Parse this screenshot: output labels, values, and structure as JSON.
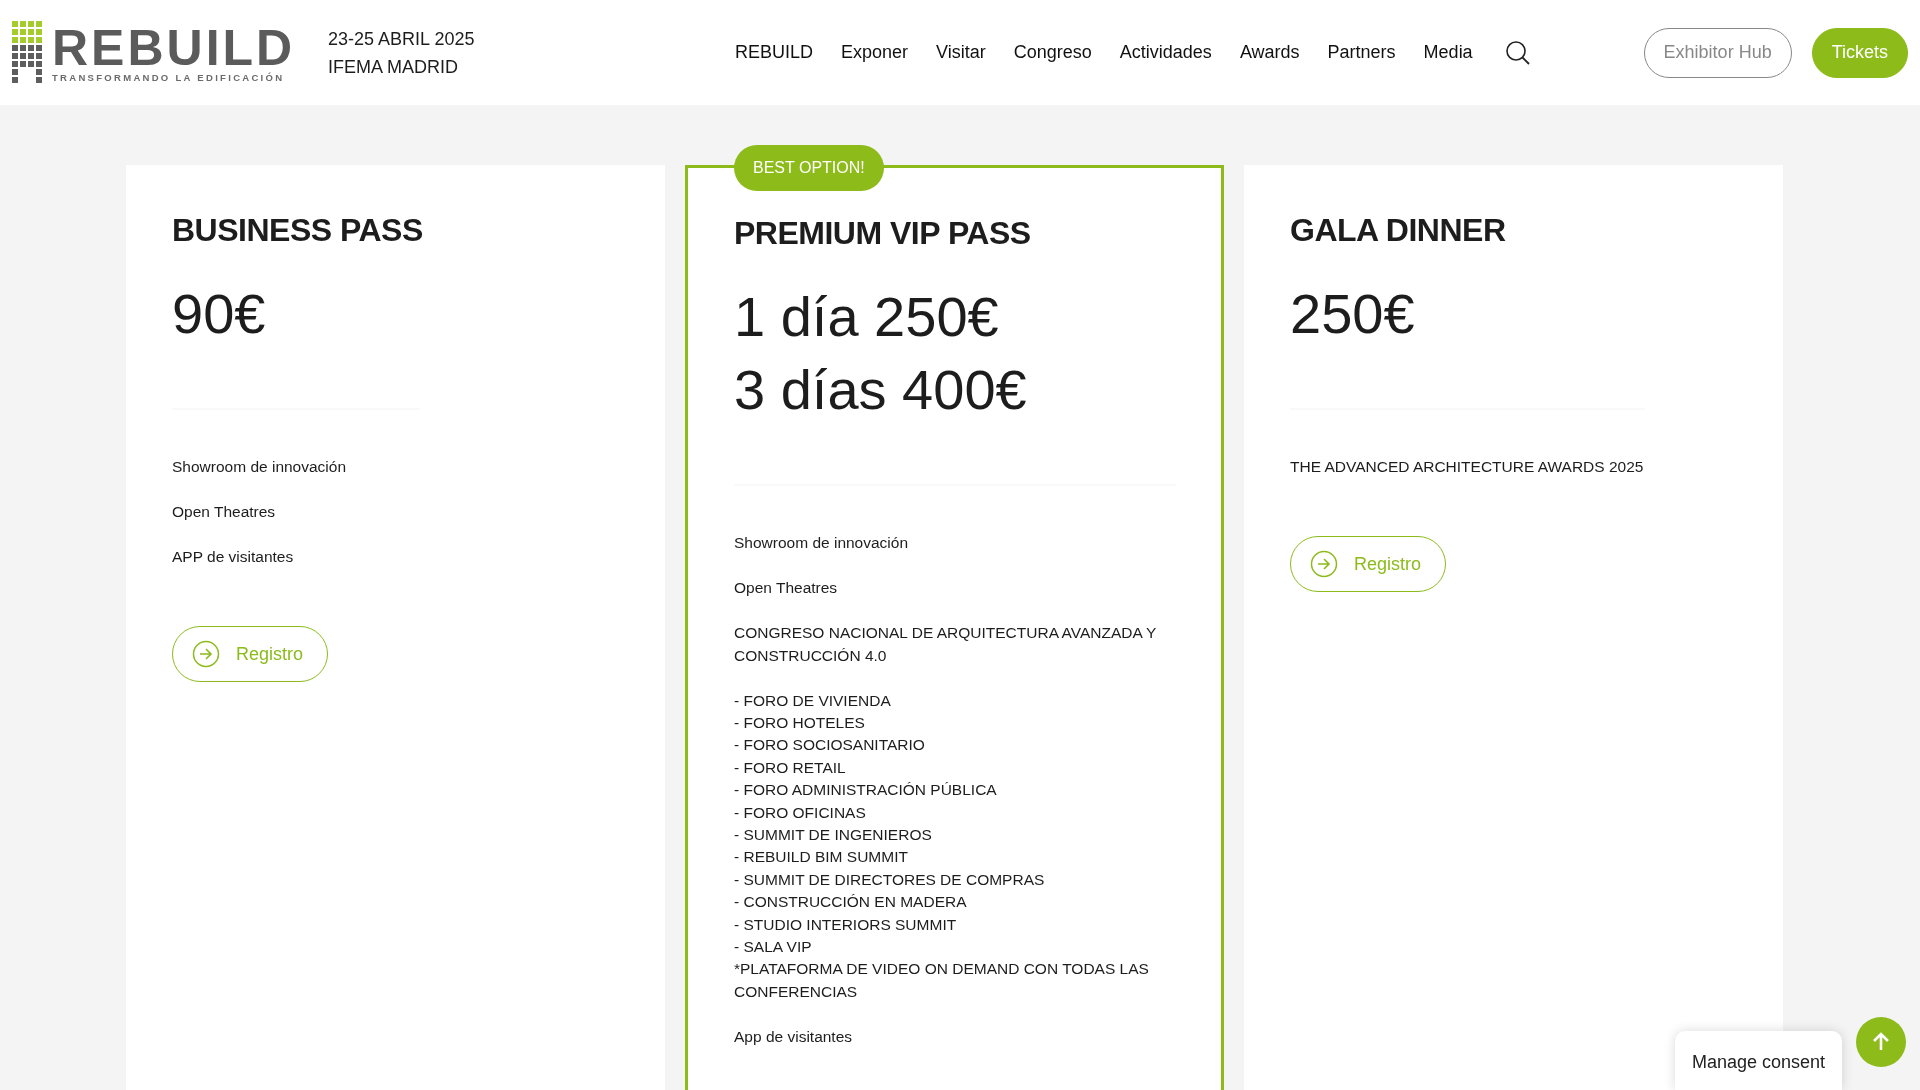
{
  "header": {
    "logo": {
      "name": "REBUILD",
      "tagline": "TRANSFORMANDO LA EDIFICACIÓN"
    },
    "dates": "23-25 ABRIL 2025",
    "venue": "IFEMA MADRID",
    "nav": [
      "REBUILD",
      "Exponer",
      "Visitar",
      "Congreso",
      "Actividades",
      "Awards",
      "Partners",
      "Media"
    ],
    "buttons": [
      {
        "label": "Exhibitor Hub",
        "kind": "outline"
      },
      {
        "label": "Tickets",
        "kind": "filled"
      }
    ]
  },
  "plans": [
    {
      "title": "BUSINESS PASS",
      "featured": false,
      "prices": [
        "90€"
      ],
      "features": [
        [
          "Showroom de innovación"
        ],
        [
          "Open Theatres"
        ],
        [
          "APP de visitantes"
        ]
      ],
      "button": "Registro"
    },
    {
      "title": "PREMIUM VIP PASS",
      "featured": true,
      "badge": "BEST OPTION!",
      "prices": [
        "1 día 250€",
        "3 días 400€"
      ],
      "features": [
        [
          "Showroom de innovación"
        ],
        [
          "Open Theatres"
        ],
        [
          "CONGRESO NACIONAL DE ARQUITECTURA AVANZADA Y CONSTRUCCIÓN 4.0"
        ],
        [
          "- FORO DE VIVIENDA",
          "- FORO HOTELES",
          "- FORO SOCIOSANITARIO",
          "- FORO RETAIL",
          "- FORO ADMINISTRACIÓN PÚBLICA",
          "- FORO OFICINAS",
          "- SUMMIT DE INGENIEROS",
          "- REBUILD BIM SUMMIT",
          "- SUMMIT DE DIRECTORES DE COMPRAS",
          "- CONSTRUCCIÓN EN MADERA",
          "- STUDIO INTERIORS SUMMIT",
          "- SALA VIP",
          "*PLATAFORMA DE VIDEO ON DEMAND CON TODAS LAS CONFERENCIAS"
        ],
        [
          "App de visitantes"
        ]
      ]
    },
    {
      "title": "GALA DINNER",
      "featured": false,
      "prices": [
        "250€"
      ],
      "features": [
        [
          "THE ADVANCED ARCHITECTURE AWARDS 2025"
        ]
      ],
      "button": "Registro"
    }
  ],
  "consent": "Manage consent"
}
· · ·
• **Exercise details**
Give the entries again word for word, but skip the pictures.

• **Correct response**
Parse this screenshot: output labels, values, and structure as JSON.
{
  "header": {
    "logo": {
      "name": "REBUILD",
      "tagline": "TRANSFORMANDO LA EDIFICACIÓN"
    },
    "dates": "23-25 ABRIL 2025",
    "venue": "IFEMA MADRID",
    "nav": [
      "REBUILD",
      "Exponer",
      "Visitar",
      "Congreso",
      "Actividades",
      "Awards",
      "Partners",
      "Media"
    ],
    "buttons": [
      {
        "label": "Exhibitor Hub",
        "kind": "outline"
      },
      {
        "label": "Tickets",
        "kind": "filled"
      }
    ]
  },
  "plans": [
    {
      "title": "BUSINESS PASS",
      "featured": false,
      "prices": [
        "90€"
      ],
      "features": [
        [
          "Showroom de innovación"
        ],
        [
          "Open Theatres"
        ],
        [
          "APP de visitantes"
        ]
      ],
      "button": "Registro"
    },
    {
      "title": "PREMIUM VIP PASS",
      "featured": true,
      "badge": "BEST OPTION!",
      "prices": [
        "1 día 250€",
        "3 días 400€"
      ],
      "features": [
        [
          "Showroom de innovación"
        ],
        [
          "Open Theatres"
        ],
        [
          "CONGRESO NACIONAL DE ARQUITECTURA AVANZADA Y CONSTRUCCIÓN 4.0"
        ],
        [
          "- FORO DE VIVIENDA",
          "- FORO HOTELES",
          "- FORO SOCIOSANITARIO",
          "- FORO RETAIL",
          "- FORO ADMINISTRACIÓN PÚBLICA",
          "- FORO OFICINAS",
          "- SUMMIT DE INGENIEROS",
          "- REBUILD BIM SUMMIT",
          "- SUMMIT DE DIRECTORES DE COMPRAS",
          "- CONSTRUCCIÓN EN MADERA",
          "- STUDIO INTERIORS SUMMIT",
          "- SALA VIP",
          "*PLATAFORMA DE VIDEO ON DEMAND CON TODAS LAS CONFERENCIAS"
        ],
        [
          "App de visitantes"
        ]
      ]
    },
    {
      "title": "GALA DINNER",
      "featured": false,
      "prices": [
        "250€"
      ],
      "features": [
        [
          "THE ADVANCED ARCHITECTURE AWARDS 2025"
        ]
      ],
      "button": "Registro"
    }
  ],
  "consent": "Manage consent"
}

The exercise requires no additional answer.